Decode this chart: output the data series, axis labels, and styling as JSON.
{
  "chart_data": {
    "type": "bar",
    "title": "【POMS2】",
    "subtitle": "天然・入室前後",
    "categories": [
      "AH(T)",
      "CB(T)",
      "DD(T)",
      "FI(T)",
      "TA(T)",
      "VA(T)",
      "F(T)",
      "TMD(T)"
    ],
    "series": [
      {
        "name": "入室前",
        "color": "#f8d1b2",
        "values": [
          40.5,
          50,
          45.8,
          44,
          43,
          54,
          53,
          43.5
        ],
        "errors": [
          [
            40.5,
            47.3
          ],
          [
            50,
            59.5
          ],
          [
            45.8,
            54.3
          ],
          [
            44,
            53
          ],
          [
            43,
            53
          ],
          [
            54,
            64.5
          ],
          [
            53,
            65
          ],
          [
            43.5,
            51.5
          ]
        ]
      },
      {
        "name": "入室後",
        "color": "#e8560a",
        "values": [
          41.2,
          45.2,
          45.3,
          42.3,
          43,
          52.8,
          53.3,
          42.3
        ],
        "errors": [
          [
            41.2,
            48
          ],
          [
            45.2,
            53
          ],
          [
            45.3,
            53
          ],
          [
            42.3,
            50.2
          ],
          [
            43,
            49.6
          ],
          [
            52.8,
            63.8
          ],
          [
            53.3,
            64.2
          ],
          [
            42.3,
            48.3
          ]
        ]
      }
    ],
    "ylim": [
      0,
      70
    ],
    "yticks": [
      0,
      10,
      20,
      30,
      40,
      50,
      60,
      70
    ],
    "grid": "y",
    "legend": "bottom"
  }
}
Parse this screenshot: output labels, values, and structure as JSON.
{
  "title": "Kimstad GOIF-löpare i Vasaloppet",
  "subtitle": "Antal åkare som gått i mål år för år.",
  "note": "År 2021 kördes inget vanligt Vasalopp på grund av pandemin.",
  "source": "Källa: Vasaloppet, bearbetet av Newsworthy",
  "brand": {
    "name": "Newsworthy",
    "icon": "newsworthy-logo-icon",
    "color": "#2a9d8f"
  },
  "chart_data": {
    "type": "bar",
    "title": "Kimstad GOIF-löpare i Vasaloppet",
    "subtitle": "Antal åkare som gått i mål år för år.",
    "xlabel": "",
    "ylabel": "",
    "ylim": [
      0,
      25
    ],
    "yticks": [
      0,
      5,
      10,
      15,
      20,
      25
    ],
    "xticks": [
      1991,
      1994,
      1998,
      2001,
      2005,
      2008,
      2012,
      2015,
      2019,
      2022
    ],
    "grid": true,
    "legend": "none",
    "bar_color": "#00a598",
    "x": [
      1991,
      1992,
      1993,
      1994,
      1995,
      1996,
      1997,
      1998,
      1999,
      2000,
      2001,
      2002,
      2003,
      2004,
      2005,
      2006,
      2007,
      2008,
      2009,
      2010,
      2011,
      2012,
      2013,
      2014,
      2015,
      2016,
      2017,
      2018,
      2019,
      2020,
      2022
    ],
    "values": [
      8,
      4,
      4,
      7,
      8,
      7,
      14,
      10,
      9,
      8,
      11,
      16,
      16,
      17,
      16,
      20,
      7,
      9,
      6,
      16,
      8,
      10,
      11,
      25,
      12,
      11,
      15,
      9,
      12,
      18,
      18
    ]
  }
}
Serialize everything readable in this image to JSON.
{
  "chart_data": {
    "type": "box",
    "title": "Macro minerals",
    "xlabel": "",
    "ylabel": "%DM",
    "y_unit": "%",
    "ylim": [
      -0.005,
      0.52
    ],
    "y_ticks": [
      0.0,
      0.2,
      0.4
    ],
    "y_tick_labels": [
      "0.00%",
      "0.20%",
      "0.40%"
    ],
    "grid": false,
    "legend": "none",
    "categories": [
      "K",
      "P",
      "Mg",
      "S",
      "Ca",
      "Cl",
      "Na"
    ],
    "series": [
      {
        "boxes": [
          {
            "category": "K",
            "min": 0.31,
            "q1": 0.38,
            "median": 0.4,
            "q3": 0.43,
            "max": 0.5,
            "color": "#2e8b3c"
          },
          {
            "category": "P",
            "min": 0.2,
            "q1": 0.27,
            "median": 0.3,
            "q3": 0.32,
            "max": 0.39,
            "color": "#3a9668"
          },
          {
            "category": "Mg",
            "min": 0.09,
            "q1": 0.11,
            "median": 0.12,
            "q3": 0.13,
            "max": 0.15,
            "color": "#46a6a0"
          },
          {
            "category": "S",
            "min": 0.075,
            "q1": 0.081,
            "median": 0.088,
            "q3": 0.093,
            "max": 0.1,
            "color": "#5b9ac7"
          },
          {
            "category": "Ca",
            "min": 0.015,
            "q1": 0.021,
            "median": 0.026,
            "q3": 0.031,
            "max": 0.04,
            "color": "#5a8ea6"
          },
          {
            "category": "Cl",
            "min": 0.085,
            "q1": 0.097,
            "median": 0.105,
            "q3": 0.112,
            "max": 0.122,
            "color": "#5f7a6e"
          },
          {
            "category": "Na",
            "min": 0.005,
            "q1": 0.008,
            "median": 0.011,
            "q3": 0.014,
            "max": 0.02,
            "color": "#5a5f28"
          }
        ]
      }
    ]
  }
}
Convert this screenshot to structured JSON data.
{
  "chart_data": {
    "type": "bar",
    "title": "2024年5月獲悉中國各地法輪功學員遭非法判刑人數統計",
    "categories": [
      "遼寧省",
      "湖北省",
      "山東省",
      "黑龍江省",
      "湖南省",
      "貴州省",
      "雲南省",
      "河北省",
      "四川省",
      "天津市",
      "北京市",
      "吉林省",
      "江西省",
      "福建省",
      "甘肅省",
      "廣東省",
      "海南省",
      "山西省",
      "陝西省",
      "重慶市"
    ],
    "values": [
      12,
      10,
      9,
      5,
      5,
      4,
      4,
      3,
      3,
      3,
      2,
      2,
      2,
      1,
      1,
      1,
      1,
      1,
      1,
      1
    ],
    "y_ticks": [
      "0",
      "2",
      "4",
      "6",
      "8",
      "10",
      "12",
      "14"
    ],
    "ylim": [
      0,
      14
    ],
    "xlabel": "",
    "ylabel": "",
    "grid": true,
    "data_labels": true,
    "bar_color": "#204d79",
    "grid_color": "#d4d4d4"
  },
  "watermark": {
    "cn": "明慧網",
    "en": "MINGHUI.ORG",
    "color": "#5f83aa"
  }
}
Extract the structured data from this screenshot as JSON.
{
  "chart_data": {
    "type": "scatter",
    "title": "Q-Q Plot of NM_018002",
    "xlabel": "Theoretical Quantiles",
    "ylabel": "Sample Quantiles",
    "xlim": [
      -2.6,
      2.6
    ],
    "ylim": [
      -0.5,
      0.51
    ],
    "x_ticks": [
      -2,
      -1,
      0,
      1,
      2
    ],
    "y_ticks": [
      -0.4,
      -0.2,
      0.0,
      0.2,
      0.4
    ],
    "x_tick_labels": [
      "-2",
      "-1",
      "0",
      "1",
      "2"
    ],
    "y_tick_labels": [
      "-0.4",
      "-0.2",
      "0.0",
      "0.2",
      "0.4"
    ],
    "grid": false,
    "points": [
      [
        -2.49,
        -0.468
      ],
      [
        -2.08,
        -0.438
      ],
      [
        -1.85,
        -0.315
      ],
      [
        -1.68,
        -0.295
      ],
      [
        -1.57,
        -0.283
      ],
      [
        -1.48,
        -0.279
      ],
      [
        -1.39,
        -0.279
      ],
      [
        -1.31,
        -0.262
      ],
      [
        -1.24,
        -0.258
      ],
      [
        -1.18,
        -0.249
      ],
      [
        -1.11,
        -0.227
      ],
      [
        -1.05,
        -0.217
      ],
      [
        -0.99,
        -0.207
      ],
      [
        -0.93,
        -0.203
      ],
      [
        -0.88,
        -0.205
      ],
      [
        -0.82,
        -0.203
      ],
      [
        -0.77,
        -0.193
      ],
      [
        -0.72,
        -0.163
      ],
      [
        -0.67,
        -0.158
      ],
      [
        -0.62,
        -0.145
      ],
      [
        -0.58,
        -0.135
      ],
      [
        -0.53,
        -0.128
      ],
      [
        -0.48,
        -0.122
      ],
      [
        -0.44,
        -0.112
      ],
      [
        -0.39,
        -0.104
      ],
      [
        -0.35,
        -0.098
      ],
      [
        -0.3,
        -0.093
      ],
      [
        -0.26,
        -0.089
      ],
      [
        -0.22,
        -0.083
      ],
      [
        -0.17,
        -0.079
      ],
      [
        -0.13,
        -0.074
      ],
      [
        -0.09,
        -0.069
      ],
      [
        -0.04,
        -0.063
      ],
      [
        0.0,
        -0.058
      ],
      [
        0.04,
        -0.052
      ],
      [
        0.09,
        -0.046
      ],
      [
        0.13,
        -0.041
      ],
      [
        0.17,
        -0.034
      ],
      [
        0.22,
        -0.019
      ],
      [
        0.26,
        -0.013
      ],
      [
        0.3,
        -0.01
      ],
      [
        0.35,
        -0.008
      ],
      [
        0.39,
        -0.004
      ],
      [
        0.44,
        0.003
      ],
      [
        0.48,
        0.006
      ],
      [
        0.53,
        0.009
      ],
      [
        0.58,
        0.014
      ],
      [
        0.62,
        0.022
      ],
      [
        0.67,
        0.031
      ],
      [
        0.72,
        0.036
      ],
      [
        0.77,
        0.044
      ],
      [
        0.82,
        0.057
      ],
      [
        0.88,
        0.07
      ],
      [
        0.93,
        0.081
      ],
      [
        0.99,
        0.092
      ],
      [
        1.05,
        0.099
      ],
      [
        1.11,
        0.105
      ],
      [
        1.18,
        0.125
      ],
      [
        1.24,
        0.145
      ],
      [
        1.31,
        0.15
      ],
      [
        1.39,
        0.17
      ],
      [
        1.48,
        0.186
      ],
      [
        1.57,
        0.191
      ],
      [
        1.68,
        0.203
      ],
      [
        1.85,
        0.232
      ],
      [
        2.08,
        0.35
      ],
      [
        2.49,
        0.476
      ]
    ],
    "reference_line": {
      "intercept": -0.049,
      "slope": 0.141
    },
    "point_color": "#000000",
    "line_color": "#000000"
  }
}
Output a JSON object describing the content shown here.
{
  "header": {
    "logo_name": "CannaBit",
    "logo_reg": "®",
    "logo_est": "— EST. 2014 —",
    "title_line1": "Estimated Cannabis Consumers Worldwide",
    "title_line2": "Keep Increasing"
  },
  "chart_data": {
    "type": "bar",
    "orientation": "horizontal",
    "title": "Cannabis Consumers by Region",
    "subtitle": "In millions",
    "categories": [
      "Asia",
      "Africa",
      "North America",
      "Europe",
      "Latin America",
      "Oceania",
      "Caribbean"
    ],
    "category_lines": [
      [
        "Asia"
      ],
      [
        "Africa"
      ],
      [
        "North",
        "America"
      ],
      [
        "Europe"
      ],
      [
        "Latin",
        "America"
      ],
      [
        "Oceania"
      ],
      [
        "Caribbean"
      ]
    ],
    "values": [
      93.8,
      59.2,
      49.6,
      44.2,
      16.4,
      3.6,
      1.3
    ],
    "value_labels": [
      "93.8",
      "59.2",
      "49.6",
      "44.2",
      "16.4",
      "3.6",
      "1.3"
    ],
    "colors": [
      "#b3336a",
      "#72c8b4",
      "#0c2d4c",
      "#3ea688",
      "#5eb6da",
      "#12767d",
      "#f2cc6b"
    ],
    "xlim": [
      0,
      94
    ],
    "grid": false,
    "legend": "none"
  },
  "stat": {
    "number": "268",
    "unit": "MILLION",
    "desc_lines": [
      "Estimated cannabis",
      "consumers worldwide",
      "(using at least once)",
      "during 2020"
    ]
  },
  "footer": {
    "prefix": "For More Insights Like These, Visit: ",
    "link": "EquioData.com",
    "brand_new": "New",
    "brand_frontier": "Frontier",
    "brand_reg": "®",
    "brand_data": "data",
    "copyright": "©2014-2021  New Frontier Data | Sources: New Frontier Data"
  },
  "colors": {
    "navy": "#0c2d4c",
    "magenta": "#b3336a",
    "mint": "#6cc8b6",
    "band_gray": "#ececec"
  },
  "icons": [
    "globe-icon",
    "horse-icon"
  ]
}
=====
◆ **Aim of the exercise**: Extract all lines of the records above that include "median".

◆ **Problem solution**:
            "median": 0.4,
            "median": 0.3,
            "median": 0.12,
            "median": 0.088,
            "median": 0.026,
            "median": 0.105,
            "median": 0.011,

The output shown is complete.